--- start INPUT FOR THIS TASK ---

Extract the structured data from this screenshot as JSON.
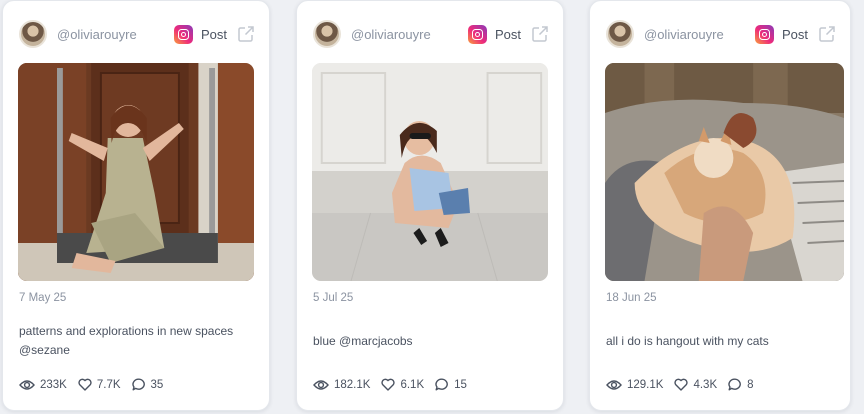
{
  "posts": [
    {
      "handle": "@oliviarouyre",
      "platform": "Post",
      "date": "7 May 25",
      "caption": "patterns and explorations in new spaces @sezane",
      "views": "233K",
      "likes": "7.7K",
      "comments": "35",
      "photo": "woman-in-plaid-dress-on-luggage-cart"
    },
    {
      "handle": "@oliviarouyre",
      "platform": "Post",
      "date": "5 Jul 25",
      "caption": "blue @marcjacobs",
      "views": "182.1K",
      "likes": "6.1K",
      "comments": "15",
      "photo": "woman-crouching-with-blue-bag"
    },
    {
      "handle": "@oliviarouyre",
      "platform": "Post",
      "date": "18 Jun 25",
      "caption": "all i do is hangout with my cats",
      "views": "129.1K",
      "likes": "4.3K",
      "comments": "8",
      "photo": "orange-cat-sleeping-on-blanket"
    }
  ],
  "colors": {
    "background": "#eef0f4",
    "card": "#ffffff",
    "muted_text": "#8b93a1",
    "body_text": "#4a5260"
  },
  "icons": [
    "instagram-icon",
    "external-link-icon",
    "eye-icon",
    "heart-icon",
    "comment-icon"
  ]
}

--- end INPUT FOR THIS TASK ---

▶ **THE EXERCISE**
Every line of the listing that holds "caption" should be found and copied.

▶ **WRITTEN RESPONSE**
      "caption": "patterns and explorations in new spaces @sezane",
      "caption": "blue @marcjacobs",
      "caption": "all i do is hangout with my cats",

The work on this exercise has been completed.